**Task prompt**
Wherever "shield" appears in a line, copy that line.

┌─ Entries supplied

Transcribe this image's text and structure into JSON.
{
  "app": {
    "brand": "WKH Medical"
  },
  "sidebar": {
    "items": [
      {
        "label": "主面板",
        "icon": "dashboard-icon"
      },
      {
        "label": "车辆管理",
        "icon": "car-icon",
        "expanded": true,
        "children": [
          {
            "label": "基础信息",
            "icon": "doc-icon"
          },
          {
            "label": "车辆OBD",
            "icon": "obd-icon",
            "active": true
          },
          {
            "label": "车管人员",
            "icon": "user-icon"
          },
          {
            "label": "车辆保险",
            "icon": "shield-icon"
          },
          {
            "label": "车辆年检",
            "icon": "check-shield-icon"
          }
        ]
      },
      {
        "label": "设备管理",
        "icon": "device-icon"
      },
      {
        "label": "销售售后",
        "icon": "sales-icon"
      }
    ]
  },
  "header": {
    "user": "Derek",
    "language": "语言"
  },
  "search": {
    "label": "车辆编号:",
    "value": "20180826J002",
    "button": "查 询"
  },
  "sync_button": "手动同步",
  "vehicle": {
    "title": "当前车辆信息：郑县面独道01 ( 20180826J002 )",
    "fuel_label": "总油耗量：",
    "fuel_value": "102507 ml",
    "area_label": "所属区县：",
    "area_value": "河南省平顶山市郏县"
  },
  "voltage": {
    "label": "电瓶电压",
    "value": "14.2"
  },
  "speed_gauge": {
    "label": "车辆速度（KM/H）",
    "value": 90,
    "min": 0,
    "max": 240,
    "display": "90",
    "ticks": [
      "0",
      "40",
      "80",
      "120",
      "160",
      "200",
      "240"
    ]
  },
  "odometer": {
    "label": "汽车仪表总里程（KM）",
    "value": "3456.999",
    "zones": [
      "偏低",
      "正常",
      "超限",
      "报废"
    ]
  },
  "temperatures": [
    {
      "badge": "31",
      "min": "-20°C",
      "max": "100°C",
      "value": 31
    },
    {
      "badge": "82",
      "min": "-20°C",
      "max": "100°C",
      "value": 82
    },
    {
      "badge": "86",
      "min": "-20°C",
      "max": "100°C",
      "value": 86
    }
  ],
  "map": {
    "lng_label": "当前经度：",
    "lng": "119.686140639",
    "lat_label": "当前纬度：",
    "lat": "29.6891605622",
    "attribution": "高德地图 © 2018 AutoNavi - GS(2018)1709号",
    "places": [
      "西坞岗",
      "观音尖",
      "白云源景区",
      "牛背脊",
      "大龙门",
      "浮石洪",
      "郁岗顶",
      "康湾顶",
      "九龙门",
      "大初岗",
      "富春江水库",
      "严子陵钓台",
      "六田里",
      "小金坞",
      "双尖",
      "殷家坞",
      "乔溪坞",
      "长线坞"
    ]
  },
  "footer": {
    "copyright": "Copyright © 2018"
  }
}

└─

**The output**
            "icon": "shield-icon"
            "icon": "check-shield-icon"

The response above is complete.